_Task objective_: Return all lines with the word "income" in them.

* Start *

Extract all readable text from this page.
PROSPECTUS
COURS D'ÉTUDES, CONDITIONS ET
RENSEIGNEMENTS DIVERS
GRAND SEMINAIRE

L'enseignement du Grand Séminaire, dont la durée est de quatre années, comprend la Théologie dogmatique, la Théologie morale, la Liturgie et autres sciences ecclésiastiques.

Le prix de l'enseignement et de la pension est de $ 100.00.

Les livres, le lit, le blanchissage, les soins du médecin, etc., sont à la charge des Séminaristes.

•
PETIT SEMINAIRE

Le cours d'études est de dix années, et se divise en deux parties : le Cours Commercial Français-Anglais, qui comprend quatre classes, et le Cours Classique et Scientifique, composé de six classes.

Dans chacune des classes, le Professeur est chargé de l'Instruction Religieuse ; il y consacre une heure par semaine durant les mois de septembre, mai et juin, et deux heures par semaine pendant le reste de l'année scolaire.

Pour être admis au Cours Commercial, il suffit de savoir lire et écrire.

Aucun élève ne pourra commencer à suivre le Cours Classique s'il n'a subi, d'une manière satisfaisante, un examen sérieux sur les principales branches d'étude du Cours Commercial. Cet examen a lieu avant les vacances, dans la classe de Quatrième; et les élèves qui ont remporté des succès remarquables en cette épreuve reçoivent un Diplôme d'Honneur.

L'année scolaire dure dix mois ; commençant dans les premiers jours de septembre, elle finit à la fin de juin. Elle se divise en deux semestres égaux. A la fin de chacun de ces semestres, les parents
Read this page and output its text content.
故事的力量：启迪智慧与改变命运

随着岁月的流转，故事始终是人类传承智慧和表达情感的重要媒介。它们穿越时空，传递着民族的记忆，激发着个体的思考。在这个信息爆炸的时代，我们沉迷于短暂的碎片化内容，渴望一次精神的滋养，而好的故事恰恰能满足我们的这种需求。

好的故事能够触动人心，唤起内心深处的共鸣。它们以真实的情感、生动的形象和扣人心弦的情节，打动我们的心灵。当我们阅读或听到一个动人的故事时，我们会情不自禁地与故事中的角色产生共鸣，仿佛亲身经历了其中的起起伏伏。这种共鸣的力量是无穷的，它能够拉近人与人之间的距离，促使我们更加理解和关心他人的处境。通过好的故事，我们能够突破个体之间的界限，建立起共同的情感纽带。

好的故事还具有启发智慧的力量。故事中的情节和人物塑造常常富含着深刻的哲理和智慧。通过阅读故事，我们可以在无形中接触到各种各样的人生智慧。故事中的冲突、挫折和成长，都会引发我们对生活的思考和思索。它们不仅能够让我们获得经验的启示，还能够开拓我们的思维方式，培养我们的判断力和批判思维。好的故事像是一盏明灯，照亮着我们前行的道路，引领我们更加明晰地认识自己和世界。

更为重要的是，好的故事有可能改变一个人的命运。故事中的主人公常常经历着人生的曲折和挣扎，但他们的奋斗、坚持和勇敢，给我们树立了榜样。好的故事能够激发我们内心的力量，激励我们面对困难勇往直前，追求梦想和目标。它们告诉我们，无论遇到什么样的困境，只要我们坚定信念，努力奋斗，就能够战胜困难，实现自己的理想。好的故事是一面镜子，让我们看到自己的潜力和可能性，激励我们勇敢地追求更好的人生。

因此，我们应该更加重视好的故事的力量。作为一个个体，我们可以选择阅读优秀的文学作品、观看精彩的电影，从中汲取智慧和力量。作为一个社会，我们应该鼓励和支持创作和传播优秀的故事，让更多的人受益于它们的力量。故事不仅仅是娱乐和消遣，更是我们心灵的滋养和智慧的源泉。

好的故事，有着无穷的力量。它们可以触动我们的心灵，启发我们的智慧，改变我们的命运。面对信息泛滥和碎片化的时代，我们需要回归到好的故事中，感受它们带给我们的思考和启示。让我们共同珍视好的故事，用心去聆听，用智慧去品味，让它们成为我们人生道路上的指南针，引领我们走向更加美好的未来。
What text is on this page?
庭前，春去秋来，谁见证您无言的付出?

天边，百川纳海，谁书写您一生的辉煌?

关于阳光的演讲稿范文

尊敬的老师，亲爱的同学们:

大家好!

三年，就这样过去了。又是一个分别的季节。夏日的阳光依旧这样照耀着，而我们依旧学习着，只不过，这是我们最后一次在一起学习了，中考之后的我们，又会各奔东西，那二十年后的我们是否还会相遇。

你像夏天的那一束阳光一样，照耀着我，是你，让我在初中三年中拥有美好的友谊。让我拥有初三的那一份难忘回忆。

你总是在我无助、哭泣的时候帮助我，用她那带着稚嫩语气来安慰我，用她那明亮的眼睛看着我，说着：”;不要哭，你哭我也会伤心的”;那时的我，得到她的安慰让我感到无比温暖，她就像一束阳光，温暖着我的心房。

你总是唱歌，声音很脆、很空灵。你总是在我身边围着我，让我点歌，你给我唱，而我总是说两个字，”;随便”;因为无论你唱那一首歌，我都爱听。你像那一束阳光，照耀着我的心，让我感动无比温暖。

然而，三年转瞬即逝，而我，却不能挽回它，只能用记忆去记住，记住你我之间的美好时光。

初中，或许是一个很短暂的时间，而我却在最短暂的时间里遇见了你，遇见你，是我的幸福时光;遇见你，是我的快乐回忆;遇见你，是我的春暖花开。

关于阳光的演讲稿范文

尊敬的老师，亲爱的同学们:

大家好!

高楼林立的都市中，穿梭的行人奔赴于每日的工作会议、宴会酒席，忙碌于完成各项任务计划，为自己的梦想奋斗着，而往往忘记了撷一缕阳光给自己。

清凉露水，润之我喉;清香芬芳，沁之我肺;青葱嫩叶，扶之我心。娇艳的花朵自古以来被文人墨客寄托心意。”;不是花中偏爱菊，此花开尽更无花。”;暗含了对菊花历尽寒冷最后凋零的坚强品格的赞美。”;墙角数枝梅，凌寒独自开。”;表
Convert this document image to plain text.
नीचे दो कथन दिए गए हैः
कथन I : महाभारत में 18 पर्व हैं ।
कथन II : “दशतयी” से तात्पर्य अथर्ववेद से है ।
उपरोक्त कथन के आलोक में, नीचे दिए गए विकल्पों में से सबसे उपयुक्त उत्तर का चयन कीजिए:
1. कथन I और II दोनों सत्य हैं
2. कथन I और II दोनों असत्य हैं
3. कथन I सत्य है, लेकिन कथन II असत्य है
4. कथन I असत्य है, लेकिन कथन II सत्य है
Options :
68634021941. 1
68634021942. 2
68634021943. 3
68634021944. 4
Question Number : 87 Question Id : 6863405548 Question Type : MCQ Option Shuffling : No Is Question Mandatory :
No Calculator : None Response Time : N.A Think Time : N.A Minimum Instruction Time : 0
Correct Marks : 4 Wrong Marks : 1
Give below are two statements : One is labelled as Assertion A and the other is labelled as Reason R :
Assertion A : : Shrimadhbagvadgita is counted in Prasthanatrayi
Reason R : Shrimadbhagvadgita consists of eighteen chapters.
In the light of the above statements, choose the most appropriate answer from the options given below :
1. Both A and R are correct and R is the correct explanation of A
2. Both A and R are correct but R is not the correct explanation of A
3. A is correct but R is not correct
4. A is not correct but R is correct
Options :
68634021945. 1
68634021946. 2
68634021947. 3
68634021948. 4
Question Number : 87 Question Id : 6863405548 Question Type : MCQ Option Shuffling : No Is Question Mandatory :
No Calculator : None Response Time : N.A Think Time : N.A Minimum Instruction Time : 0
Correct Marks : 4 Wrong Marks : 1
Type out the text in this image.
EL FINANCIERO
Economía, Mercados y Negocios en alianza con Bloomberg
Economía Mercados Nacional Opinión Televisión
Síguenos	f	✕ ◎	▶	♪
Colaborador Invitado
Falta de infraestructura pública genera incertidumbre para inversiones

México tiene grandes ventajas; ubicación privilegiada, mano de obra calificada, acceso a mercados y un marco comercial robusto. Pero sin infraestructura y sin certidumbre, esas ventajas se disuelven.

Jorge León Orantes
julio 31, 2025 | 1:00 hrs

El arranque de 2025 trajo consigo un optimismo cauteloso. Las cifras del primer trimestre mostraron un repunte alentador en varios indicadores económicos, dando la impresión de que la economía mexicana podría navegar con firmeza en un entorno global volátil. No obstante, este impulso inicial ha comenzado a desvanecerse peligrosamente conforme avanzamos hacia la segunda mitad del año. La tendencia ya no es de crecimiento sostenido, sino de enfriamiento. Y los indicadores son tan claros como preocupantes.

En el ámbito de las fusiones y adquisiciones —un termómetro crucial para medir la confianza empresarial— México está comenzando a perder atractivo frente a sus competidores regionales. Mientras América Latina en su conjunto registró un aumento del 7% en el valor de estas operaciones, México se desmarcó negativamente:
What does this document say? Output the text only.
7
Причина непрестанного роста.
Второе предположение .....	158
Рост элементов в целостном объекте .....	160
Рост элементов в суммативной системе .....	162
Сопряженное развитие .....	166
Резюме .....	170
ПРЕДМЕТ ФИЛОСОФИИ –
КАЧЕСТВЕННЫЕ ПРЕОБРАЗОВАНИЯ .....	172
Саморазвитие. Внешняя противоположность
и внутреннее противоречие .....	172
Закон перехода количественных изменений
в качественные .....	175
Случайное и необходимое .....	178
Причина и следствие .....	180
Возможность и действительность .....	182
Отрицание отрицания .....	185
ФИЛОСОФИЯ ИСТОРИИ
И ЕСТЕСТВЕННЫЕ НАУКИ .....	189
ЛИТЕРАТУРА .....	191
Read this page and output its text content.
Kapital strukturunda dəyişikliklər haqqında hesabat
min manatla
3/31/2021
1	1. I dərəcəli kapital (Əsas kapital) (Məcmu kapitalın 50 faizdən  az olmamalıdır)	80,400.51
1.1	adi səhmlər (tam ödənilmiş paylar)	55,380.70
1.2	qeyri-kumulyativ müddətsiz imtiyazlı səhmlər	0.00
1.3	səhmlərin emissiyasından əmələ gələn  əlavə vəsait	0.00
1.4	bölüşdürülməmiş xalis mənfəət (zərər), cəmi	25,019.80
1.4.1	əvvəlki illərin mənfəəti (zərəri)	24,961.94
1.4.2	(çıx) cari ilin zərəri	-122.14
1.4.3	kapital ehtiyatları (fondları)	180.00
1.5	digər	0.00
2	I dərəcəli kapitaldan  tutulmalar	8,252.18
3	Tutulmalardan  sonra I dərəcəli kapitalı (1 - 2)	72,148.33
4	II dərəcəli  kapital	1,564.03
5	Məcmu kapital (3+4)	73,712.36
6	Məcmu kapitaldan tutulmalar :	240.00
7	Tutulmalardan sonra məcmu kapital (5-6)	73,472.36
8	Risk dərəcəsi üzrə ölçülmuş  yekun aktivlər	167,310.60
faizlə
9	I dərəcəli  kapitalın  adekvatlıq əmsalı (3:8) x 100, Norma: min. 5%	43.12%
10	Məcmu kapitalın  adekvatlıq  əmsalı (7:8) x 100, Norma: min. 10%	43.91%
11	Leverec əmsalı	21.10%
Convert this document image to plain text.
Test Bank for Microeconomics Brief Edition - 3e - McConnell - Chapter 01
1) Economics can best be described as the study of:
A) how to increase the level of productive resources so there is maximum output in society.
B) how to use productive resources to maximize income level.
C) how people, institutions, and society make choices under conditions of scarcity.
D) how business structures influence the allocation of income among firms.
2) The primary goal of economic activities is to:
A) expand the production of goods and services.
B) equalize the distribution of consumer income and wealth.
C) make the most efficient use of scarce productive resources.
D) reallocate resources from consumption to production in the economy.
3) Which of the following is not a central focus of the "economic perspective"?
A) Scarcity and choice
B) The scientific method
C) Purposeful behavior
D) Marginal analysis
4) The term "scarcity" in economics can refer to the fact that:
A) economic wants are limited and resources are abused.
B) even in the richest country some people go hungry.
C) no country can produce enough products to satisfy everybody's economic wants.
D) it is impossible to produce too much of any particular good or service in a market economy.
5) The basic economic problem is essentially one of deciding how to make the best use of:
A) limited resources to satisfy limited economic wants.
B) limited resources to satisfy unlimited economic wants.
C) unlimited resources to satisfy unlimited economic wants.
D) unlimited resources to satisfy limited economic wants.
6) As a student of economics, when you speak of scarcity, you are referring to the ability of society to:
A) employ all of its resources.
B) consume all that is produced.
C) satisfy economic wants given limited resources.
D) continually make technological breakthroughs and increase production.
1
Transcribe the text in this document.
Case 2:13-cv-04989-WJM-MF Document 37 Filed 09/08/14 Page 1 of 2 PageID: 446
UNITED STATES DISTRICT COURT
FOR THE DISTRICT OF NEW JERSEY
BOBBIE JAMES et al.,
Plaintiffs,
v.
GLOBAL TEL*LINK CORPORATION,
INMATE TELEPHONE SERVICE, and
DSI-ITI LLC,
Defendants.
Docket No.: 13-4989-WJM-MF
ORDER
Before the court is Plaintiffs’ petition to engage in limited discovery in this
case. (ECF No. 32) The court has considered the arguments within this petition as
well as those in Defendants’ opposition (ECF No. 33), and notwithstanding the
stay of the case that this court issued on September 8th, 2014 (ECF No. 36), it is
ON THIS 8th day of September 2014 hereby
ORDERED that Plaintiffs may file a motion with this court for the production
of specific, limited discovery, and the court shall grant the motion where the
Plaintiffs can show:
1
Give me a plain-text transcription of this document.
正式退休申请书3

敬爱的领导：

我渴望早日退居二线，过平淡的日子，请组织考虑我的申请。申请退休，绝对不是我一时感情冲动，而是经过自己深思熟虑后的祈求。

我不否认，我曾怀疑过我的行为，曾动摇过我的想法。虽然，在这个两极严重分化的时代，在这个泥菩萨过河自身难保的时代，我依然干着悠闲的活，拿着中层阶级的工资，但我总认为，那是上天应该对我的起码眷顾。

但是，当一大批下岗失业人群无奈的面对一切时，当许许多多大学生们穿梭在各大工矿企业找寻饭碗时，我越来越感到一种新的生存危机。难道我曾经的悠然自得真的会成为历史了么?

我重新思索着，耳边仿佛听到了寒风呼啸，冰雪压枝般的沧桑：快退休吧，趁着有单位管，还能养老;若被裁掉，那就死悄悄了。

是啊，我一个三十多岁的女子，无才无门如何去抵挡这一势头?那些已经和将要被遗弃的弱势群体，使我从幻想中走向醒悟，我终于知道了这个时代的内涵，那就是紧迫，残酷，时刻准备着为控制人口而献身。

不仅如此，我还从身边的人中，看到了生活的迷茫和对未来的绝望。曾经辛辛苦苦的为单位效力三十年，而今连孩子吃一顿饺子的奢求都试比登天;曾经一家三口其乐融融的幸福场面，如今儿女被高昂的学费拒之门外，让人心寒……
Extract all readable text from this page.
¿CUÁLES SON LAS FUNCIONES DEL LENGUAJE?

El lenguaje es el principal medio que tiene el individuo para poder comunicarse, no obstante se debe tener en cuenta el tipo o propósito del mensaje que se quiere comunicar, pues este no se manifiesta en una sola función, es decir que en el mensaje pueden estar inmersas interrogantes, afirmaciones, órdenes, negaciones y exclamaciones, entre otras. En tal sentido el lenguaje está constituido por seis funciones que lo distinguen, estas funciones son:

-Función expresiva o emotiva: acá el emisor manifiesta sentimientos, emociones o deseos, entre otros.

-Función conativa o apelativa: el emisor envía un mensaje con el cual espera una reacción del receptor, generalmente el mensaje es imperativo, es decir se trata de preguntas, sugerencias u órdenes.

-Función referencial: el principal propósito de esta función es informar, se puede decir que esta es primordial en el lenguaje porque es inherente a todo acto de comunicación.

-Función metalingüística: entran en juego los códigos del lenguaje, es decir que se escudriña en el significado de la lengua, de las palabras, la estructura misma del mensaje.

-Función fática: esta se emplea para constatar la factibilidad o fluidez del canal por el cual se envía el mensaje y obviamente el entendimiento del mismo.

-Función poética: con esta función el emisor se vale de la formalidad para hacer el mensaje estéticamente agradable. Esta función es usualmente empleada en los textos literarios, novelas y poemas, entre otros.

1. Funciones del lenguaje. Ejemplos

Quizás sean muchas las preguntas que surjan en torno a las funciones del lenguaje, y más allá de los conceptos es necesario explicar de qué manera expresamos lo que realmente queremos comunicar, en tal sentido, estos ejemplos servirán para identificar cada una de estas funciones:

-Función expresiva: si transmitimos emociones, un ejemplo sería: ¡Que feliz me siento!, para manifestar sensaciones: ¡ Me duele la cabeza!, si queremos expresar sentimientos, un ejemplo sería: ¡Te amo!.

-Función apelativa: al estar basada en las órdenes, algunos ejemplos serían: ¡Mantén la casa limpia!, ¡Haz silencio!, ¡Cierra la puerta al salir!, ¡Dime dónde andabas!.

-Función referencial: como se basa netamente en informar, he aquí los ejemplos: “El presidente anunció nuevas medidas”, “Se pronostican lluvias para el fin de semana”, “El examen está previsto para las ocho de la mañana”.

* End *

_Answer for this exercise_:
B) how to use productive resources to maximize income level.
D) how business structures influence the allocation of income among firms.
B) equalize the distribution of consumer income and wealth.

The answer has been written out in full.